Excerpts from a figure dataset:
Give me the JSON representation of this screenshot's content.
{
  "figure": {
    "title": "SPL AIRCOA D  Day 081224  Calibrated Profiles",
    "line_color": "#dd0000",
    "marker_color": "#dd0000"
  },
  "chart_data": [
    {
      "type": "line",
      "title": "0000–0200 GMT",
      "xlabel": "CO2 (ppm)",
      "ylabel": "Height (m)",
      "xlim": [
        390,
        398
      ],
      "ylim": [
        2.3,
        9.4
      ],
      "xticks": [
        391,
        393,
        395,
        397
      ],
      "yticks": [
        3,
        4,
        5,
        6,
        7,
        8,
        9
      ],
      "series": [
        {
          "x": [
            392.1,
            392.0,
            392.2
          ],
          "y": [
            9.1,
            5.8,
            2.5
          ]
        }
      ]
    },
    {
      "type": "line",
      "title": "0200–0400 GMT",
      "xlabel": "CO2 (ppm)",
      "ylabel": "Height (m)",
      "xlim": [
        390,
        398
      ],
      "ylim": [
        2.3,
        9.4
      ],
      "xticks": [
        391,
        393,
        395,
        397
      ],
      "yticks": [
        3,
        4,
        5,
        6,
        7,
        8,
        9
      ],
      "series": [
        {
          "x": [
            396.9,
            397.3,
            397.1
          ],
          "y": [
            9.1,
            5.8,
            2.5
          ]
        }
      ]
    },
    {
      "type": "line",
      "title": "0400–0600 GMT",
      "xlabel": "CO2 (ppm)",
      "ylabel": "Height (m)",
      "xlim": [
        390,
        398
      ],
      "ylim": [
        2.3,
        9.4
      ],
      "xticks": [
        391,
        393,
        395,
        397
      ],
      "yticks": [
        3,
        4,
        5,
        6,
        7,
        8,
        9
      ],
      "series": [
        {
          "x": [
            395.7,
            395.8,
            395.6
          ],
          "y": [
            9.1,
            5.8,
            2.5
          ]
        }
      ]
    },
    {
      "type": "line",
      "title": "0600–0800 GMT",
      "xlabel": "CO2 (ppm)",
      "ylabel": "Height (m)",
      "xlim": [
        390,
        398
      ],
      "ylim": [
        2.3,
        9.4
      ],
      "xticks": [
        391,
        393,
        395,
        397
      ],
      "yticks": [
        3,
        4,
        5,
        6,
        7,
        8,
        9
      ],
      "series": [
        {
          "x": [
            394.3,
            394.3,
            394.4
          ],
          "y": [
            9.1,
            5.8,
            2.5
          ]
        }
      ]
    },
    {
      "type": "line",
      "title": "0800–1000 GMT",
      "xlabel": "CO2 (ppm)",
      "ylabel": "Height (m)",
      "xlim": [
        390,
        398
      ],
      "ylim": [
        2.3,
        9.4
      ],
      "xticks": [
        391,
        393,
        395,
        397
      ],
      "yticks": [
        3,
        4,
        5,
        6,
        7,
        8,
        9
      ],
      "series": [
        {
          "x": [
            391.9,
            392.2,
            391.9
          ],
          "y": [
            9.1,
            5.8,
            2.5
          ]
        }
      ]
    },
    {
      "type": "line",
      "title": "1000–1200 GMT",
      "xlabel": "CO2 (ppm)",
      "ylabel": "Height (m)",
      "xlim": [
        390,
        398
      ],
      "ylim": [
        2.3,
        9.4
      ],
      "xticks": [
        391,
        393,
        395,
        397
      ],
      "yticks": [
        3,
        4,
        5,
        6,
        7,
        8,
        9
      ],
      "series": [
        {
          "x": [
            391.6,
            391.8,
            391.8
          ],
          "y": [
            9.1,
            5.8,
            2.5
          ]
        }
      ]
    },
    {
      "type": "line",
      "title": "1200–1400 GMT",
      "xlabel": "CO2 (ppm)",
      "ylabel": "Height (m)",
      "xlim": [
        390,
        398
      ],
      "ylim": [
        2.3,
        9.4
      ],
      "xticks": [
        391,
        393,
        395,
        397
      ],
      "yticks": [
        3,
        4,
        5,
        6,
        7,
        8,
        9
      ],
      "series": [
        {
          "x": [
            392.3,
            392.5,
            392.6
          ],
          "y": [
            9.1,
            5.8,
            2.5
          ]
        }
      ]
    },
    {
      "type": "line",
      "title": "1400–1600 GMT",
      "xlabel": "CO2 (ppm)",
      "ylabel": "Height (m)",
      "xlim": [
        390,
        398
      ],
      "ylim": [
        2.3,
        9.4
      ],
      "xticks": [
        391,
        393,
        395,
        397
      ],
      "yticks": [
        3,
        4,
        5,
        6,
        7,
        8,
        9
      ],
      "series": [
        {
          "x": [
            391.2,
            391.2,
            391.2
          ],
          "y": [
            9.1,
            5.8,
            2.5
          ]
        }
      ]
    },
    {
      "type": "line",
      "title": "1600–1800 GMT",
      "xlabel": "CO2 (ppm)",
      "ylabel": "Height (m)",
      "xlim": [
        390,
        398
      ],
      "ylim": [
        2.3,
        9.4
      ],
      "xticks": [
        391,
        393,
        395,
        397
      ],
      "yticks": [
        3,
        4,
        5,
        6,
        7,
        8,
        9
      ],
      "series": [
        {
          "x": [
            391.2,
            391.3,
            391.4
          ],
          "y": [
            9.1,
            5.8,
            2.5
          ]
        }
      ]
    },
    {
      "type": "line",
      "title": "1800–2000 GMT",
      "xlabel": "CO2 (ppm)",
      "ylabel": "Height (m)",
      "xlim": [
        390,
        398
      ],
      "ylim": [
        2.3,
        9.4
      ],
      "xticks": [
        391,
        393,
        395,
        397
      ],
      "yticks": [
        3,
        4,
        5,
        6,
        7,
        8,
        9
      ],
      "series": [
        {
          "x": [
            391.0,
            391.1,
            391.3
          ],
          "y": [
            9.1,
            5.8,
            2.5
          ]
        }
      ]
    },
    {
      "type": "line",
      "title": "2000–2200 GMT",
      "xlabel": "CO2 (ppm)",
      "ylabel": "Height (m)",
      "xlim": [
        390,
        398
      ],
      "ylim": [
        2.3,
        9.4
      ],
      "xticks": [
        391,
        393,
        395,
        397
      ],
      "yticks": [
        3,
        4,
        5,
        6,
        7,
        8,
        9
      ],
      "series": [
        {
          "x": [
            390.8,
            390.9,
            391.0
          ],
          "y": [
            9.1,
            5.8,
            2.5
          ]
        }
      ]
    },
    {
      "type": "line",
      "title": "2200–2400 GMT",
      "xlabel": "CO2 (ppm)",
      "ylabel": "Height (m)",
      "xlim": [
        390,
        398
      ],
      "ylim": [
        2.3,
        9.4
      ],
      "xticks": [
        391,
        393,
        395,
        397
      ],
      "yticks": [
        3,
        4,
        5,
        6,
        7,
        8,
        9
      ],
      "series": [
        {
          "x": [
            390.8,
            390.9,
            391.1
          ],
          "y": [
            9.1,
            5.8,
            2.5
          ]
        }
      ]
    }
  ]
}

**REQUIRED TASK:** Output the records exactly, including every line.

**OUTPUT OF THE TASK:**
Give me the JSON representation of this screenshot's content.
{
  "figure": {
    "title": "SPL AIRCOA D  Day 081224  Calibrated Profiles",
    "line_color": "#dd0000",
    "marker_color": "#dd0000"
  },
  "chart_data": [
    {
      "type": "line",
      "title": "0000–0200 GMT",
      "xlabel": "CO2 (ppm)",
      "ylabel": "Height (m)",
      "xlim": [
        390,
        398
      ],
      "ylim": [
        2.3,
        9.4
      ],
      "xticks": [
        391,
        393,
        395,
        397
      ],
      "yticks": [
        3,
        4,
        5,
        6,
        7,
        8,
        9
      ],
      "series": [
        {
          "x": [
            392.1,
            392.0,
            392.2
          ],
          "y": [
            9.1,
            5.8,
            2.5
          ]
        }
      ]
    },
    {
      "type": "line",
      "title": "0200–0400 GMT",
      "xlabel": "CO2 (ppm)",
      "ylabel": "Height (m)",
      "xlim": [
        390,
        398
      ],
      "ylim": [
        2.3,
        9.4
      ],
      "xticks": [
        391,
        393,
        395,
        397
      ],
      "yticks": [
        3,
        4,
        5,
        6,
        7,
        8,
        9
      ],
      "series": [
        {
          "x": [
            396.9,
            397.3,
            397.1
          ],
          "y": [
            9.1,
            5.8,
            2.5
          ]
        }
      ]
    },
    {
      "type": "line",
      "title": "0400–0600 GMT",
      "xlabel": "CO2 (ppm)",
      "ylabel": "Height (m)",
      "xlim": [
        390,
        398
      ],
      "ylim": [
        2.3,
        9.4
      ],
      "xticks": [
        391,
        393,
        395,
        397
      ],
      "yticks": [
        3,
        4,
        5,
        6,
        7,
        8,
        9
      ],
      "series": [
        {
          "x": [
            395.7,
            395.8,
            395.6
          ],
          "y": [
            9.1,
            5.8,
            2.5
          ]
        }
      ]
    },
    {
      "type": "line",
      "title": "0600–0800 GMT",
      "xlabel": "CO2 (ppm)",
      "ylabel": "Height (m)",
      "xlim": [
        390,
        398
      ],
      "ylim": [
        2.3,
        9.4
      ],
      "xticks": [
        391,
        393,
        395,
        397
      ],
      "yticks": [
        3,
        4,
        5,
        6,
        7,
        8,
        9
      ],
      "series": [
        {
          "x": [
            394.3,
            394.3,
            394.4
          ],
          "y": [
            9.1,
            5.8,
            2.5
          ]
        }
      ]
    },
    {
      "type": "line",
      "title": "0800–1000 GMT",
      "xlabel": "CO2 (ppm)",
      "ylabel": "Height (m)",
      "xlim": [
        390,
        398
      ],
      "ylim": [
        2.3,
        9.4
      ],
      "xticks": [
        391,
        393,
        395,
        397
      ],
      "yticks": [
        3,
        4,
        5,
        6,
        7,
        8,
        9
      ],
      "series": [
        {
          "x": [
            391.9,
            392.2,
            391.9
          ],
          "y": [
            9.1,
            5.8,
            2.5
          ]
        }
      ]
    },
    {
      "type": "line",
      "title": "1000–1200 GMT",
      "xlabel": "CO2 (ppm)",
      "ylabel": "Height (m)",
      "xlim": [
        390,
        398
      ],
      "ylim": [
        2.3,
        9.4
      ],
      "xticks": [
        391,
        393,
        395,
        397
      ],
      "yticks": [
        3,
        4,
        5,
        6,
        7,
        8,
        9
      ],
      "series": [
        {
          "x": [
            391.6,
            391.8,
            391.8
          ],
          "y": [
            9.1,
            5.8,
            2.5
          ]
        }
      ]
    },
    {
      "type": "line",
      "title": "1200–1400 GMT",
      "xlabel": "CO2 (ppm)",
      "ylabel": "Height (m)",
      "xlim": [
        390,
        398
      ],
      "ylim": [
        2.3,
        9.4
      ],
      "xticks": [
        391,
        393,
        395,
        397
      ],
      "yticks": [
        3,
        4,
        5,
        6,
        7,
        8,
        9
      ],
      "series": [
        {
          "x": [
            392.3,
            392.5,
            392.6
          ],
          "y": [
            9.1,
            5.8,
            2.5
          ]
        }
      ]
    },
    {
      "type": "line",
      "title": "1400–1600 GMT",
      "xlabel": "CO2 (ppm)",
      "ylabel": "Height (m)",
      "xlim": [
        390,
        398
      ],
      "ylim": [
        2.3,
        9.4
      ],
      "xticks": [
        391,
        393,
        395,
        397
      ],
      "yticks": [
        3,
        4,
        5,
        6,
        7,
        8,
        9
      ],
      "series": [
        {
          "x": [
            391.2,
            391.2,
            391.2
          ],
          "y": [
            9.1,
            5.8,
            2.5
          ]
        }
      ]
    },
    {
      "type": "line",
      "title": "1600–1800 GMT",
      "xlabel": "CO2 (ppm)",
      "ylabel": "Height (m)",
      "xlim": [
        390,
        398
      ],
      "ylim": [
        2.3,
        9.4
      ],
      "xticks": [
        391,
        393,
        395,
        397
      ],
      "yticks": [
        3,
        4,
        5,
        6,
        7,
        8,
        9
      ],
      "series": [
        {
          "x": [
            391.2,
            391.3,
            391.4
          ],
          "y": [
            9.1,
            5.8,
            2.5
          ]
        }
      ]
    },
    {
      "type": "line",
      "title": "1800–2000 GMT",
      "xlabel": "CO2 (ppm)",
      "ylabel": "Height (m)",
      "xlim": [
        390,
        398
      ],
      "ylim": [
        2.3,
        9.4
      ],
      "xticks": [
        391,
        393,
        395,
        397
      ],
      "yticks": [
        3,
        4,
        5,
        6,
        7,
        8,
        9
      ],
      "series": [
        {
          "x": [
            391.0,
            391.1,
            391.3
          ],
          "y": [
            9.1,
            5.8,
            2.5
          ]
        }
      ]
    },
    {
      "type": "line",
      "title": "2000–2200 GMT",
      "xlabel": "CO2 (ppm)",
      "ylabel": "Height (m)",
      "xlim": [
        390,
        398
      ],
      "ylim": [
        2.3,
        9.4
      ],
      "xticks": [
        391,
        393,
        395,
        397
      ],
      "yticks": [
        3,
        4,
        5,
        6,
        7,
        8,
        9
      ],
      "series": [
        {
          "x": [
            390.8,
            390.9,
            391.0
          ],
          "y": [
            9.1,
            5.8,
            2.5
          ]
        }
      ]
    },
    {
      "type": "line",
      "title": "2200–2400 GMT",
      "xlabel": "CO2 (ppm)",
      "ylabel": "Height (m)",
      "xlim": [
        390,
        398
      ],
      "ylim": [
        2.3,
        9.4
      ],
      "xticks": [
        391,
        393,
        395,
        397
      ],
      "yticks": [
        3,
        4,
        5,
        6,
        7,
        8,
        9
      ],
      "series": [
        {
          "x": [
            390.8,
            390.9,
            391.1
          ],
          "y": [
            9.1,
            5.8,
            2.5
          ]
        }
      ]
    }
  ]
}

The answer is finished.